## What is needed
Give the listing below again in full, exactly as written.

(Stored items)
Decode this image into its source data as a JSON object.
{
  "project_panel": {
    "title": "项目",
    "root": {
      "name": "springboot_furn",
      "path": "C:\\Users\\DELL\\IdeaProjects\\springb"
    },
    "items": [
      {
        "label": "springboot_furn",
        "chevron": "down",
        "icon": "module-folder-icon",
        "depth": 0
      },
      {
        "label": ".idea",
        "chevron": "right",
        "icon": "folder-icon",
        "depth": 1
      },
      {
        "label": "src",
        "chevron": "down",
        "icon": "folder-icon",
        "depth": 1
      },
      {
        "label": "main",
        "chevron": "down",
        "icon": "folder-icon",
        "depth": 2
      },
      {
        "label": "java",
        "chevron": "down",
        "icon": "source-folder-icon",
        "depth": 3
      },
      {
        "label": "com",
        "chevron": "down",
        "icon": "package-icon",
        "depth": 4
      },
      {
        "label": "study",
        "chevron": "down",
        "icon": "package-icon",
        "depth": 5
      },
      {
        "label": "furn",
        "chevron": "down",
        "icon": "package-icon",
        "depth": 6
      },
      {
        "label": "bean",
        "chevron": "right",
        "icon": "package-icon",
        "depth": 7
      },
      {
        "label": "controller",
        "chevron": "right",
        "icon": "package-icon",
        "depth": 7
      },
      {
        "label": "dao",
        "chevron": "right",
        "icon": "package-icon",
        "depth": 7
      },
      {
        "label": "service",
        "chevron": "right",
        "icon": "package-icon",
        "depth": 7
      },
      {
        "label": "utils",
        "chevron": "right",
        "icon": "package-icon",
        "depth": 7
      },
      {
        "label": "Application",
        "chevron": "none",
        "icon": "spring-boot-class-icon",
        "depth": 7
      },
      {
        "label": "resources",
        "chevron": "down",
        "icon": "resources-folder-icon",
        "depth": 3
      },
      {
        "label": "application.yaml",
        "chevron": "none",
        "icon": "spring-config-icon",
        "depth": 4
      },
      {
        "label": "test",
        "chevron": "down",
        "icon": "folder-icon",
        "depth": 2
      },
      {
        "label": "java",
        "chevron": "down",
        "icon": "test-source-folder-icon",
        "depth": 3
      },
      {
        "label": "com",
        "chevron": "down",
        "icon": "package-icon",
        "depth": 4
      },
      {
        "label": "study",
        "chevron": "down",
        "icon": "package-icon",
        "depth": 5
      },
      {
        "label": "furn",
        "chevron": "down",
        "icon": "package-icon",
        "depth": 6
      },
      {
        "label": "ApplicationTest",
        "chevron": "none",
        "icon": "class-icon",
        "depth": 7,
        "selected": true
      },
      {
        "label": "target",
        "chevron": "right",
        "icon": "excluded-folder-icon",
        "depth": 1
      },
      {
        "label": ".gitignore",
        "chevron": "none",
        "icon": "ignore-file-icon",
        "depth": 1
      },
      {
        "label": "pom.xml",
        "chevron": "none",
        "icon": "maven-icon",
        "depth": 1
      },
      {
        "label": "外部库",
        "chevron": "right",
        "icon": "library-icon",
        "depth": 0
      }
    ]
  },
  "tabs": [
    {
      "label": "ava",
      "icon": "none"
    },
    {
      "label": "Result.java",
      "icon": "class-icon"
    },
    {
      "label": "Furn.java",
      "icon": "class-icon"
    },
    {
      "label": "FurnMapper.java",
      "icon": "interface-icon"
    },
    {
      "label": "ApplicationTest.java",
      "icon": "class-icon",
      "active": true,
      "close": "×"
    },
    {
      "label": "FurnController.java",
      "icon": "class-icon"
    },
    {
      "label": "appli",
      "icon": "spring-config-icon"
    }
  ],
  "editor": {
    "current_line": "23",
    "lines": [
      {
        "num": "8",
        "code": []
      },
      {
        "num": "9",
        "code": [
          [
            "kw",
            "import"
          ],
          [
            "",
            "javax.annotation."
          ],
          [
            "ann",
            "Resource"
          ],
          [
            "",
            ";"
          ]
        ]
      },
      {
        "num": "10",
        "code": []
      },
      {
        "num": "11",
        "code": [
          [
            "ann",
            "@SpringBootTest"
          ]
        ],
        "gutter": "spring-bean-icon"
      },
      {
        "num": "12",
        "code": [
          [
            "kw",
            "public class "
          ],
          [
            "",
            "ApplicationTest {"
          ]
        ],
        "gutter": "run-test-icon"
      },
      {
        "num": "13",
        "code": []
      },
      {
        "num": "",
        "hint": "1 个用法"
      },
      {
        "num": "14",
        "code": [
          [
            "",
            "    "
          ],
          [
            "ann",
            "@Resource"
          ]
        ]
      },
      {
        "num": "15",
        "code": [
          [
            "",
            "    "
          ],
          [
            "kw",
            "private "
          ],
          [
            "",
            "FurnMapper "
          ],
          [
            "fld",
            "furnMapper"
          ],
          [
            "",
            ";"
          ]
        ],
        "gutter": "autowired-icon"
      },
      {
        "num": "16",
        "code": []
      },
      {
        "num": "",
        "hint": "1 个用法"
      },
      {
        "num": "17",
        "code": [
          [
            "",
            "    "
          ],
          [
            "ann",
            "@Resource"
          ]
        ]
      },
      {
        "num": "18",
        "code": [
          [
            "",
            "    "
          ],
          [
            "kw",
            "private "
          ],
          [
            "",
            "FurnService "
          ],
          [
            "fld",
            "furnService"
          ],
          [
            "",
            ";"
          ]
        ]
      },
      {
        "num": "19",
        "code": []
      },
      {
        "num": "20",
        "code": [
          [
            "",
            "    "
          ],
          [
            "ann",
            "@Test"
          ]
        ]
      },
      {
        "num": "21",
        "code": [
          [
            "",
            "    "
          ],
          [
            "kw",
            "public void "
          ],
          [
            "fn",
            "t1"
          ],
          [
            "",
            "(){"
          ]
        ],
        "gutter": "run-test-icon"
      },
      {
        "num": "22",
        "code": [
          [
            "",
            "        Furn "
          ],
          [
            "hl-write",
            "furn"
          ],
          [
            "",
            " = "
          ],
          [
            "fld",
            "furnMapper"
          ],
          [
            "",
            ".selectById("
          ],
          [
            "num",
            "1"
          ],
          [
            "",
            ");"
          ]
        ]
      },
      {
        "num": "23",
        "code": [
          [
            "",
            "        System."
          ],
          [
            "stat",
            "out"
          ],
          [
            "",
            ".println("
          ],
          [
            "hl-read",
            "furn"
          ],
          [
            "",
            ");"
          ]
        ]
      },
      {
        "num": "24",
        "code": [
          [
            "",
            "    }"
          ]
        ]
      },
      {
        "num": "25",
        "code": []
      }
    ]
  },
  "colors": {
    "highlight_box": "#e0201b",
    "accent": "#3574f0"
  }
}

## Task result
Decode this image into its source data as a JSON object.
{
  "project_panel": {
    "title": "项目",
    "root": {
      "name": "springboot_furn",
      "path": "C:\\Users\\DELL\\IdeaProjects\\springb"
    },
    "items": [
      {
        "label": "springboot_furn",
        "chevron": "down",
        "icon": "module-folder-icon",
        "depth": 0
      },
      {
        "label": ".idea",
        "chevron": "right",
        "icon": "folder-icon",
        "depth": 1
      },
      {
        "label": "src",
        "chevron": "down",
        "icon": "folder-icon",
        "depth": 1
      },
      {
        "label": "main",
        "chevron": "down",
        "icon": "folder-icon",
        "depth": 2
      },
      {
        "label": "java",
        "chevron": "down",
        "icon": "source-folder-icon",
        "depth": 3
      },
      {
        "label": "com",
        "chevron": "down",
        "icon": "package-icon",
        "depth": 4
      },
      {
        "label": "study",
        "chevron": "down",
        "icon": "package-icon",
        "depth": 5
      },
      {
        "label": "furn",
        "chevron": "down",
        "icon": "package-icon",
        "depth": 6
      },
      {
        "label": "bean",
        "chevron": "right",
        "icon": "package-icon",
        "depth": 7
      },
      {
        "label": "controller",
        "chevron": "right",
        "icon": "package-icon",
        "depth": 7
      },
      {
        "label": "dao",
        "chevron": "right",
        "icon": "package-icon",
        "depth": 7
      },
      {
        "label": "service",
        "chevron": "right",
        "icon": "package-icon",
        "depth": 7
      },
      {
        "label": "utils",
        "chevron": "right",
        "icon": "package-icon",
        "depth": 7
      },
      {
        "label": "Application",
        "chevron": "none",
        "icon": "spring-boot-class-icon",
        "depth": 7
      },
      {
        "label": "resources",
        "chevron": "down",
        "icon": "resources-folder-icon",
        "depth": 3
      },
      {
        "label": "application.yaml",
        "chevron": "none",
        "icon": "spring-config-icon",
        "depth": 4
      },
      {
        "label": "test",
        "chevron": "down",
        "icon": "folder-icon",
        "depth": 2
      },
      {
        "label": "java",
        "chevron": "down",
        "icon": "test-source-folder-icon",
        "depth": 3
      },
      {
        "label": "com",
        "chevron": "down",
        "icon": "package-icon",
        "depth": 4
      },
      {
        "label": "study",
        "chevron": "down",
        "icon": "package-icon",
        "depth": 5
      },
      {
        "label": "furn",
        "chevron": "down",
        "icon": "package-icon",
        "depth": 6
      },
      {
        "label": "ApplicationTest",
        "chevron": "none",
        "icon": "class-icon",
        "depth": 7,
        "selected": true
      },
      {
        "label": "target",
        "chevron": "right",
        "icon": "excluded-folder-icon",
        "depth": 1
      },
      {
        "label": ".gitignore",
        "chevron": "none",
        "icon": "ignore-file-icon",
        "depth": 1
      },
      {
        "label": "pom.xml",
        "chevron": "none",
        "icon": "maven-icon",
        "depth": 1
      },
      {
        "label": "外部库",
        "chevron": "right",
        "icon": "library-icon",
        "depth": 0
      }
    ]
  },
  "tabs": [
    {
      "label": "ava",
      "icon": "none"
    },
    {
      "label": "Result.java",
      "icon": "class-icon"
    },
    {
      "label": "Furn.java",
      "icon": "class-icon"
    },
    {
      "label": "FurnMapper.java",
      "icon": "interface-icon"
    },
    {
      "label": "ApplicationTest.java",
      "icon": "class-icon",
      "active": true,
      "close": "×"
    },
    {
      "label": "FurnController.java",
      "icon": "class-icon"
    },
    {
      "label": "appli",
      "icon": "spring-config-icon"
    }
  ],
  "editor": {
    "current_line": "23",
    "lines": [
      {
        "num": "8",
        "code": []
      },
      {
        "num": "9",
        "code": [
          [
            "kw",
            "import"
          ],
          [
            "",
            "javax.annotation."
          ],
          [
            "ann",
            "Resource"
          ],
          [
            "",
            ";"
          ]
        ]
      },
      {
        "num": "10",
        "code": []
      },
      {
        "num": "11",
        "code": [
          [
            "ann",
            "@SpringBootTest"
          ]
        ],
        "gutter": "spring-bean-icon"
      },
      {
        "num": "12",
        "code": [
          [
            "kw",
            "public class "
          ],
          [
            "",
            "ApplicationTest {"
          ]
        ],
        "gutter": "run-test-icon"
      },
      {
        "num": "13",
        "code": []
      },
      {
        "num": "",
        "hint": "1 个用法"
      },
      {
        "num": "14",
        "code": [
          [
            "",
            "    "
          ],
          [
            "ann",
            "@Resource"
          ]
        ]
      },
      {
        "num": "15",
        "code": [
          [
            "",
            "    "
          ],
          [
            "kw",
            "private "
          ],
          [
            "",
            "FurnMapper "
          ],
          [
            "fld",
            "furnMapper"
          ],
          [
            "",
            ";"
          ]
        ],
        "gutter": "autowired-icon"
      },
      {
        "num": "16",
        "code": []
      },
      {
        "num": "",
        "hint": "1 个用法"
      },
      {
        "num": "17",
        "code": [
          [
            "",
            "    "
          ],
          [
            "ann",
            "@Resource"
          ]
        ]
      },
      {
        "num": "18",
        "code": [
          [
            "",
            "    "
          ],
          [
            "kw",
            "private "
          ],
          [
            "",
            "FurnService "
          ],
          [
            "fld",
            "furnService"
          ],
          [
            "",
            ";"
          ]
        ]
      },
      {
        "num": "19",
        "code": []
      },
      {
        "num": "20",
        "code": [
          [
            "",
            "    "
          ],
          [
            "ann",
            "@Test"
          ]
        ]
      },
      {
        "num": "21",
        "code": [
          [
            "",
            "    "
          ],
          [
            "kw",
            "public void "
          ],
          [
            "fn",
            "t1"
          ],
          [
            "",
            "(){"
          ]
        ],
        "gutter": "run-test-icon"
      },
      {
        "num": "22",
        "code": [
          [
            "",
            "        Furn "
          ],
          [
            "hl-write",
            "furn"
          ],
          [
            "",
            " = "
          ],
          [
            "fld",
            "furnMapper"
          ],
          [
            "",
            ".selectById("
          ],
          [
            "num",
            "1"
          ],
          [
            "",
            ");"
          ]
        ]
      },
      {
        "num": "23",
        "code": [
          [
            "",
            "        System."
          ],
          [
            "stat",
            "out"
          ],
          [
            "",
            ".println("
          ],
          [
            "hl-read",
            "furn"
          ],
          [
            "",
            ");"
          ]
        ]
      },
      {
        "num": "24",
        "code": [
          [
            "",
            "    }"
          ]
        ]
      },
      {
        "num": "25",
        "code": []
      }
    ]
  },
  "colors": {
    "highlight_box": "#e0201b",
    "accent": "#3574f0"
  }
}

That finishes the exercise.